### AVAILABLE DATA
..............................

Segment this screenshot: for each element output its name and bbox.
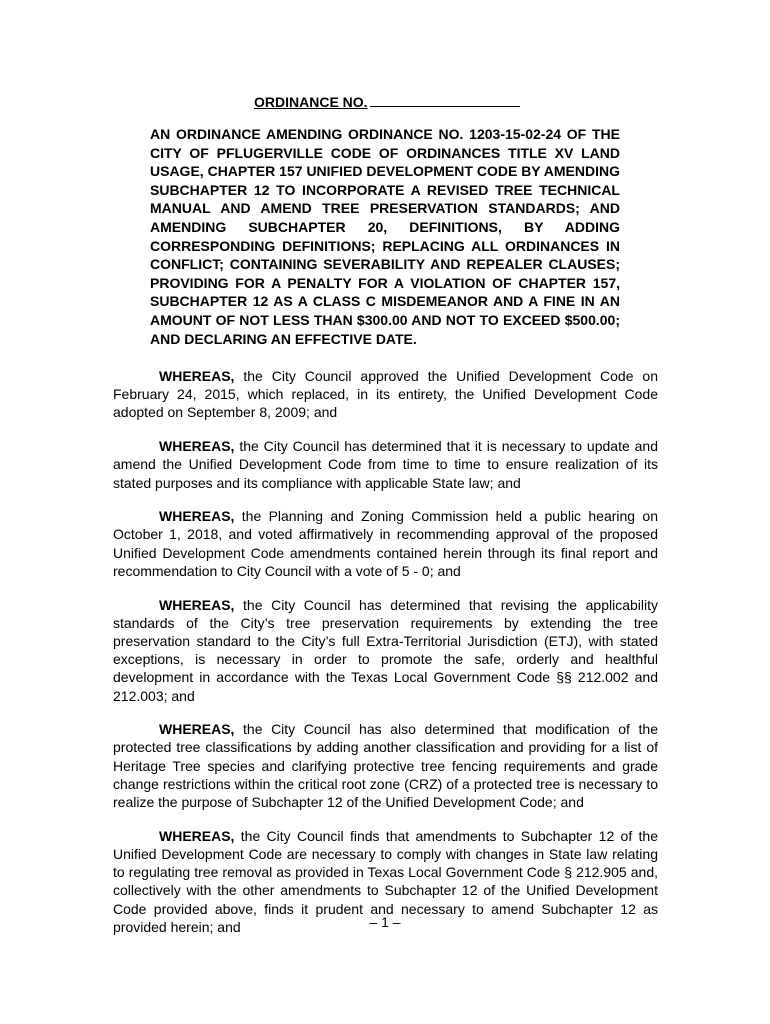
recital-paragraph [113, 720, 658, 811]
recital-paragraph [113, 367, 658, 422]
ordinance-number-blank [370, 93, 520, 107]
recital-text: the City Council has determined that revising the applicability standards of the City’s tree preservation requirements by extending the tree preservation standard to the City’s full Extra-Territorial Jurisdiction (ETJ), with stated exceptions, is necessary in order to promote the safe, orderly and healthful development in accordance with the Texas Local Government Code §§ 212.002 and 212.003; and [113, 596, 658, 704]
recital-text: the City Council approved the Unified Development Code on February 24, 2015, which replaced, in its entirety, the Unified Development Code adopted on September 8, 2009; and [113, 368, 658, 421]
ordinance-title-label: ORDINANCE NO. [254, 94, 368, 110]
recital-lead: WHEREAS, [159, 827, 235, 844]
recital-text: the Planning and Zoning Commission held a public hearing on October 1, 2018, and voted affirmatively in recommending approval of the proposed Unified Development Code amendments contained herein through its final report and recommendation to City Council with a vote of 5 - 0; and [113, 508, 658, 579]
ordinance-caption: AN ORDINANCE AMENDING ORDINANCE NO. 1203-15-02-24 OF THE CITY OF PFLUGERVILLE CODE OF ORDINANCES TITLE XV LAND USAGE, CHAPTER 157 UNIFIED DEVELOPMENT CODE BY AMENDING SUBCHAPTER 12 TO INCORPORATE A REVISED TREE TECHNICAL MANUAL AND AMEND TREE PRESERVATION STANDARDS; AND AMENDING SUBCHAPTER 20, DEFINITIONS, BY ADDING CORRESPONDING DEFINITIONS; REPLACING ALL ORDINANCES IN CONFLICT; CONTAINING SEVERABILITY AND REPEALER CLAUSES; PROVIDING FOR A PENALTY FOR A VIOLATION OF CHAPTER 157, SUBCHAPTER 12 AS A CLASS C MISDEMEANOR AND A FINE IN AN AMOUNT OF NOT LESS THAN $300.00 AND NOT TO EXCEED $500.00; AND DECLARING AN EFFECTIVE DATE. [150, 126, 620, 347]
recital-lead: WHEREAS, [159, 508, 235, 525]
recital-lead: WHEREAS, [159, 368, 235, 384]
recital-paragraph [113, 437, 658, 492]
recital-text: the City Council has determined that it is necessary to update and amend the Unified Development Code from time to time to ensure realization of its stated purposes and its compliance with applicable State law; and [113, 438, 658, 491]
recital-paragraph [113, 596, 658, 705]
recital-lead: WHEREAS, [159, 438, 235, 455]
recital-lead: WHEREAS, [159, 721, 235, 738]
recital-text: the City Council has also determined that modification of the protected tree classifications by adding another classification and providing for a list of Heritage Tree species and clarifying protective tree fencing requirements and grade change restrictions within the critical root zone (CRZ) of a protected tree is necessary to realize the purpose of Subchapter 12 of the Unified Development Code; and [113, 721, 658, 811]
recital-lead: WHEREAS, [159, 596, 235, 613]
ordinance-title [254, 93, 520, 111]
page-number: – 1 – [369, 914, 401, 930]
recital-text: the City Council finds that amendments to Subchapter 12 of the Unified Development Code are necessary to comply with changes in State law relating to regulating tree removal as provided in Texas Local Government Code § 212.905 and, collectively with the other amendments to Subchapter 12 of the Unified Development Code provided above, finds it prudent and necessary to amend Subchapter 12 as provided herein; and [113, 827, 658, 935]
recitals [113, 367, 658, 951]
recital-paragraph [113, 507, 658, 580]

..............................

### EXERCISE TASK
Rewrite everything from the line containing "recital-paragraph [113, 720, 658, 811]" down to the line containing "recital-text: the Planning", swapping "recital-text" for "recital-body" and leaving all else unchanged.

### ANSWER TO THIS PROBLEM
recital-paragraph [113, 720, 658, 811]
recital-paragraph [113, 367, 658, 422]
ordinance-number-blank [370, 93, 520, 107]
recital-body: the City Council has determined that revising the applicability standards of the City’s tree preservation requirements by extending the tree preservation standard to the City’s full Extra-Territorial Jurisdiction (ETJ), with stated exceptions, is necessary in order to promote the safe, orderly and healthful development in accordance with the Texas Local Government Code §§ 212.002 and 212.003; and [113, 596, 658, 704]
recital-body: the City Council approved the Unified Development Code on February 24, 2015, which replaced, in its entirety, the Unified Development Code adopted on September 8, 2009; and [113, 368, 658, 421]
ordinance-title-label: ORDINANCE NO. [254, 94, 368, 110]
recital-lead: WHEREAS, [159, 827, 235, 844]
recital-body: the Planning and Zoning Commission held a public hearing on October 1, 2018, and voted affirmatively in recommending approval of the proposed Unified Development Code amendments contained herein through its final report and recommendation to City Council with a vote of 5 - 0; and [113, 508, 658, 579]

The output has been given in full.